* _Set exercise_: List each line of the data in which the string "this" appears.

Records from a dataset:
## begin

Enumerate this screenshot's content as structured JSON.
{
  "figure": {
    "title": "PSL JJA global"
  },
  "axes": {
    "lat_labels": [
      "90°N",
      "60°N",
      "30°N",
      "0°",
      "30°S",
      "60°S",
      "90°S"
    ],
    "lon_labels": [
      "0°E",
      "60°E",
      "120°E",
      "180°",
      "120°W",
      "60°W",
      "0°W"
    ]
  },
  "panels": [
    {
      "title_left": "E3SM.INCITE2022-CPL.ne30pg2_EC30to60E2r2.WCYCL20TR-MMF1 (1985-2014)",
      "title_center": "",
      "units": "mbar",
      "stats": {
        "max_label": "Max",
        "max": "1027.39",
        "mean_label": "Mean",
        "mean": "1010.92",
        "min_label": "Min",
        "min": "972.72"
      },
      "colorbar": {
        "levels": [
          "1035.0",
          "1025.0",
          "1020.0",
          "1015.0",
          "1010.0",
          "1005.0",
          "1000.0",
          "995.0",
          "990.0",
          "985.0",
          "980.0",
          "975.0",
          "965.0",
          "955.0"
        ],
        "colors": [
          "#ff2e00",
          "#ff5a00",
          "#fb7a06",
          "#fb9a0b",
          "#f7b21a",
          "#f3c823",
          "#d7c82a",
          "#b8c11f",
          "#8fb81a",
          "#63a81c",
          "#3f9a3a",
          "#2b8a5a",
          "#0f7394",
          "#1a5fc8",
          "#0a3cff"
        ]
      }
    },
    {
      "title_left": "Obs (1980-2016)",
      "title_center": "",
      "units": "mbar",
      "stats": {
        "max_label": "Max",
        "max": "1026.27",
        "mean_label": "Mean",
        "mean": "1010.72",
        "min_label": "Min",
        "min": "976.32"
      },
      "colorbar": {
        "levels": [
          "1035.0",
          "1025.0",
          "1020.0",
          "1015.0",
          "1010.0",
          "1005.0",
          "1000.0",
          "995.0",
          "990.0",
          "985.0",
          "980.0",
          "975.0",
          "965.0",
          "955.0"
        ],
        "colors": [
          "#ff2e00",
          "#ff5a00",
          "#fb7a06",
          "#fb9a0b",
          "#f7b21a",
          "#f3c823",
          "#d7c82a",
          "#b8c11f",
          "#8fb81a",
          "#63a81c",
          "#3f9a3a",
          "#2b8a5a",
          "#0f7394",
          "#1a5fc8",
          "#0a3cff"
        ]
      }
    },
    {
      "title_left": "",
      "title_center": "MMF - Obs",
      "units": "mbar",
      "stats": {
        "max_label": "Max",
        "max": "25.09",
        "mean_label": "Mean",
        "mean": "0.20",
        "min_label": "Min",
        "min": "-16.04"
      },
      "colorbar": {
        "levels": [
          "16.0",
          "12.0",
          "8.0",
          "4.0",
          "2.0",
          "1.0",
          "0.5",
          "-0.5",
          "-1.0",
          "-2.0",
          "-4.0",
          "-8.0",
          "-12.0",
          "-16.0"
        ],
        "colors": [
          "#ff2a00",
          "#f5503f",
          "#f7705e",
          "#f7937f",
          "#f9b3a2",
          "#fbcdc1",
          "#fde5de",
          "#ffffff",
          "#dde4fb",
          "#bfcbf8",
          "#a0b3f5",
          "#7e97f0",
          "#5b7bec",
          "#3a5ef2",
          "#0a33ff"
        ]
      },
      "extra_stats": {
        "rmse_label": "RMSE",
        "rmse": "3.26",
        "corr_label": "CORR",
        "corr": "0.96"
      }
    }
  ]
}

## end
## begin

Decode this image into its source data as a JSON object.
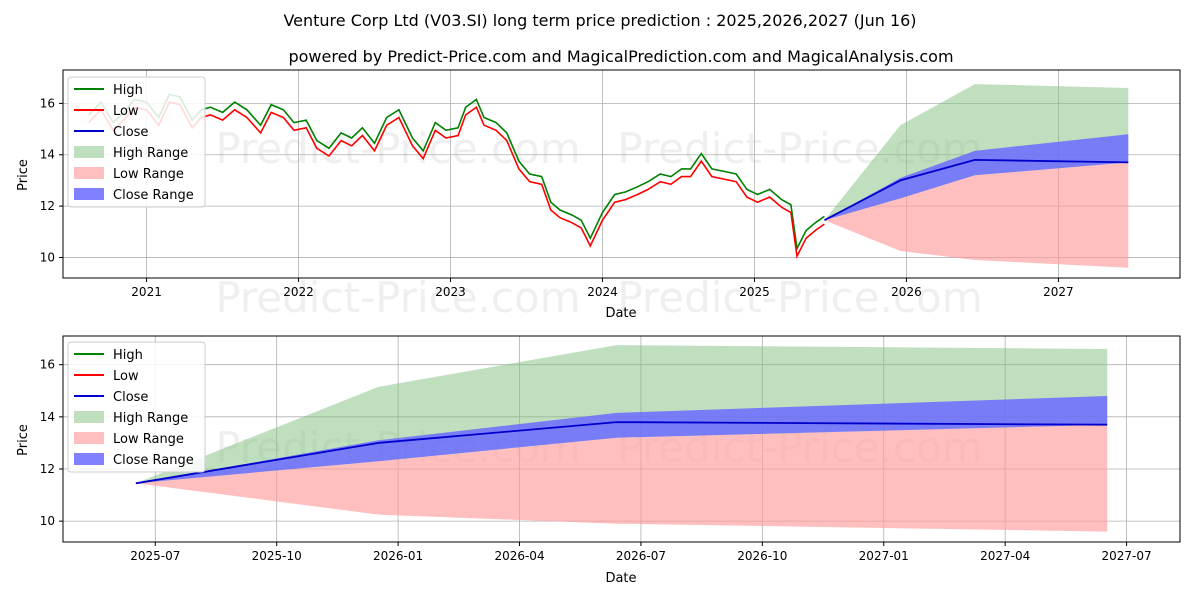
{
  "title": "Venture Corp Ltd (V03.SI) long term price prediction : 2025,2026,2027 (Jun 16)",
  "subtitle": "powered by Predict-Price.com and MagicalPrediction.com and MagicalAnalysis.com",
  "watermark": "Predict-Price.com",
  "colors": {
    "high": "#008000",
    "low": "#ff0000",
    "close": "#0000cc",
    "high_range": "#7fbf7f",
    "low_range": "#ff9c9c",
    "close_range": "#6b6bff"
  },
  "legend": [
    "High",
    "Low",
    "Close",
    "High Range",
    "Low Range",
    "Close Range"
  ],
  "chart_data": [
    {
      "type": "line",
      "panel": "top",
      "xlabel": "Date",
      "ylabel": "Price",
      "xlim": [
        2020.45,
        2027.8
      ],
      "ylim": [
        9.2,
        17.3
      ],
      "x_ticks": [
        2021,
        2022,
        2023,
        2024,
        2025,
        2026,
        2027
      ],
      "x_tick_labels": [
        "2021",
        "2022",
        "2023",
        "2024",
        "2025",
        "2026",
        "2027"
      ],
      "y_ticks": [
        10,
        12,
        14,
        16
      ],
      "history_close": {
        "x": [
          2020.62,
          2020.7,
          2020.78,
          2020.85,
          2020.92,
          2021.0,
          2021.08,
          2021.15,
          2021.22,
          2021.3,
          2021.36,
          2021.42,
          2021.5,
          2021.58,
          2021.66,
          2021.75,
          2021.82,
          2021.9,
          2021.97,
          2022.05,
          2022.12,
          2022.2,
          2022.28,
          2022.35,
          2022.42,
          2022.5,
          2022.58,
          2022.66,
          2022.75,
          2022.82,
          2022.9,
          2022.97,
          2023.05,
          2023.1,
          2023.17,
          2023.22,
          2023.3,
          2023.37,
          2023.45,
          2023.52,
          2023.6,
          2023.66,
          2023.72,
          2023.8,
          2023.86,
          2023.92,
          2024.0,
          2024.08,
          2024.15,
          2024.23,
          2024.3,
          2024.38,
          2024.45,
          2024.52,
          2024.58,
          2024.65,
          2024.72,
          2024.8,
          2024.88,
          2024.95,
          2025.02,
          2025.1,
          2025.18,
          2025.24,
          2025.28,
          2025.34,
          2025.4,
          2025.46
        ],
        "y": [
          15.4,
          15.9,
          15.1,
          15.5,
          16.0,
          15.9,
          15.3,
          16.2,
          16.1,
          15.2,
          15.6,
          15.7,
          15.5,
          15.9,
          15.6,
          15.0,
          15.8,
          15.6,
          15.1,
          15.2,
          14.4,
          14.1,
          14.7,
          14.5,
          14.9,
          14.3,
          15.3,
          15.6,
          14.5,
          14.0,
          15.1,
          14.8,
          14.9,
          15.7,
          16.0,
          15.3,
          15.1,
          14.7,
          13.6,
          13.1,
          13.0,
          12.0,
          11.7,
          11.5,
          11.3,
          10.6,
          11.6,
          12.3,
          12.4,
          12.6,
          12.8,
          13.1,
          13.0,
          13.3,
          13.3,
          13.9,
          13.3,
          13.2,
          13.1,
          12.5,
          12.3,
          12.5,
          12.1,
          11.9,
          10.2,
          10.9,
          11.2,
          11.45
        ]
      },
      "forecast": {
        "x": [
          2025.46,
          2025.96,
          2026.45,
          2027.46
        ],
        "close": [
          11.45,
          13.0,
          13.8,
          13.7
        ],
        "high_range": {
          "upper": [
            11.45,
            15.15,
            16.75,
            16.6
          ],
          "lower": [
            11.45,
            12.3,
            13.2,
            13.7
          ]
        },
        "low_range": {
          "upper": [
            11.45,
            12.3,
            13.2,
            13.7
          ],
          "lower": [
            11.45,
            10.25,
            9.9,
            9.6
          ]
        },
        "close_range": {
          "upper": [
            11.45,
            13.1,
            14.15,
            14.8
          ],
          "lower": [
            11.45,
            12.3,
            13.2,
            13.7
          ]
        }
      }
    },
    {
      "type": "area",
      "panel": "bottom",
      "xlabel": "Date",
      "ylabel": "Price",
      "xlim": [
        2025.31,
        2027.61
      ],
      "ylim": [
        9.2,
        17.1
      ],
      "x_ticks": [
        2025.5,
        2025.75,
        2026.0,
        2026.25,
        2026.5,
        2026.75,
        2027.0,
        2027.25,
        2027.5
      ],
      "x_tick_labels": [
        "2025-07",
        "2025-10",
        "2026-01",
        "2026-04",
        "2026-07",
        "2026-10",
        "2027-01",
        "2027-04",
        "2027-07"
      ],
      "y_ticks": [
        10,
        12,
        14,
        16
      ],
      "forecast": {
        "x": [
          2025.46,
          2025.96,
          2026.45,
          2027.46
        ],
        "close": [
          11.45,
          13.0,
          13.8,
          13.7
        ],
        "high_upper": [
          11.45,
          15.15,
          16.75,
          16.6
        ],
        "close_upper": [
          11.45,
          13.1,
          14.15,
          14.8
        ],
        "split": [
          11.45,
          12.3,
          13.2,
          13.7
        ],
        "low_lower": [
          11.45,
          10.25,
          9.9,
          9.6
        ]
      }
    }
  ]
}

## end

* _Task solution_:
Enumerate this screenshot's content as structured JSON.
Decode this image into its source data as a JSON object.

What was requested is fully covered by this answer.